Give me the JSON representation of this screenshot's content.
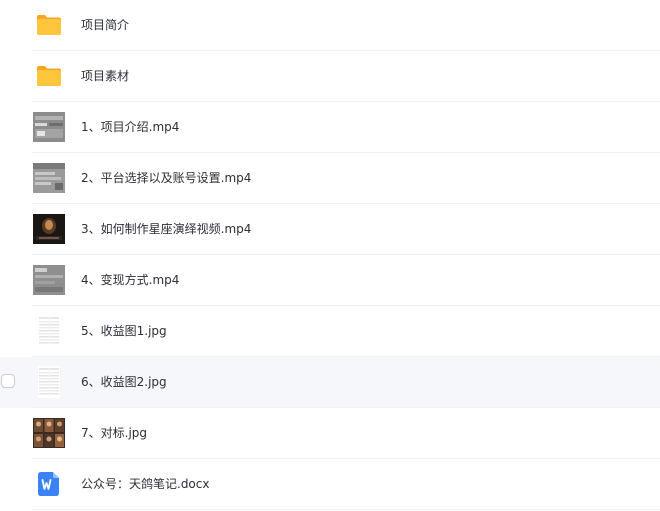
{
  "files": [
    {
      "name": "项目简介",
      "type": "folder",
      "icon": "folder-icon"
    },
    {
      "name": "项目素材",
      "type": "folder",
      "icon": "folder-icon"
    },
    {
      "name": "1、项目介绍.mp4",
      "type": "video",
      "icon": "video-thumbnail"
    },
    {
      "name": "2、平台选择以及账号设置.mp4",
      "type": "video",
      "icon": "video-thumbnail"
    },
    {
      "name": "3、如何制作星座演绎视频.mp4",
      "type": "video",
      "icon": "video-thumbnail"
    },
    {
      "name": "4、变现方式.mp4",
      "type": "video",
      "icon": "video-thumbnail"
    },
    {
      "name": "5、收益图1.jpg",
      "type": "image",
      "icon": "image-thumbnail"
    },
    {
      "name": "6、收益图2.jpg",
      "type": "image",
      "icon": "image-thumbnail",
      "hovered": true
    },
    {
      "name": "7、对标.jpg",
      "type": "image",
      "icon": "image-thumbnail"
    },
    {
      "name": "公众号：天鸽笔记.docx",
      "type": "docx",
      "icon": "word-doc-icon"
    }
  ],
  "colors": {
    "folder": "#ffc53d",
    "folder_dark": "#f5a623",
    "word": "#3b82f6",
    "hover_row": "#f5f7fb",
    "text": "#2b2f36"
  }
}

==========

Aim: Make an exact copy of every record, pictures excluded.

Response:
Give me the JSON representation of this screenshot's content.
{
  "files": [
    {
      "name": "项目简介",
      "type": "folder",
      "icon": "folder-icon"
    },
    {
      "name": "项目素材",
      "type": "folder",
      "icon": "folder-icon"
    },
    {
      "name": "1、项目介绍.mp4",
      "type": "video",
      "icon": "video-thumbnail"
    },
    {
      "name": "2、平台选择以及账号设置.mp4",
      "type": "video",
      "icon": "video-thumbnail"
    },
    {
      "name": "3、如何制作星座演绎视频.mp4",
      "type": "video",
      "icon": "video-thumbnail"
    },
    {
      "name": "4、变现方式.mp4",
      "type": "video",
      "icon": "video-thumbnail"
    },
    {
      "name": "5、收益图1.jpg",
      "type": "image",
      "icon": "image-thumbnail"
    },
    {
      "name": "6、收益图2.jpg",
      "type": "image",
      "icon": "image-thumbnail",
      "hovered": true
    },
    {
      "name": "7、对标.jpg",
      "type": "image",
      "icon": "image-thumbnail"
    },
    {
      "name": "公众号：天鸽笔记.docx",
      "type": "docx",
      "icon": "word-doc-icon"
    }
  ],
  "colors": {
    "folder": "#ffc53d",
    "folder_dark": "#f5a623",
    "word": "#3b82f6",
    "hover_row": "#f5f7fb",
    "text": "#2b2f36"
  }
}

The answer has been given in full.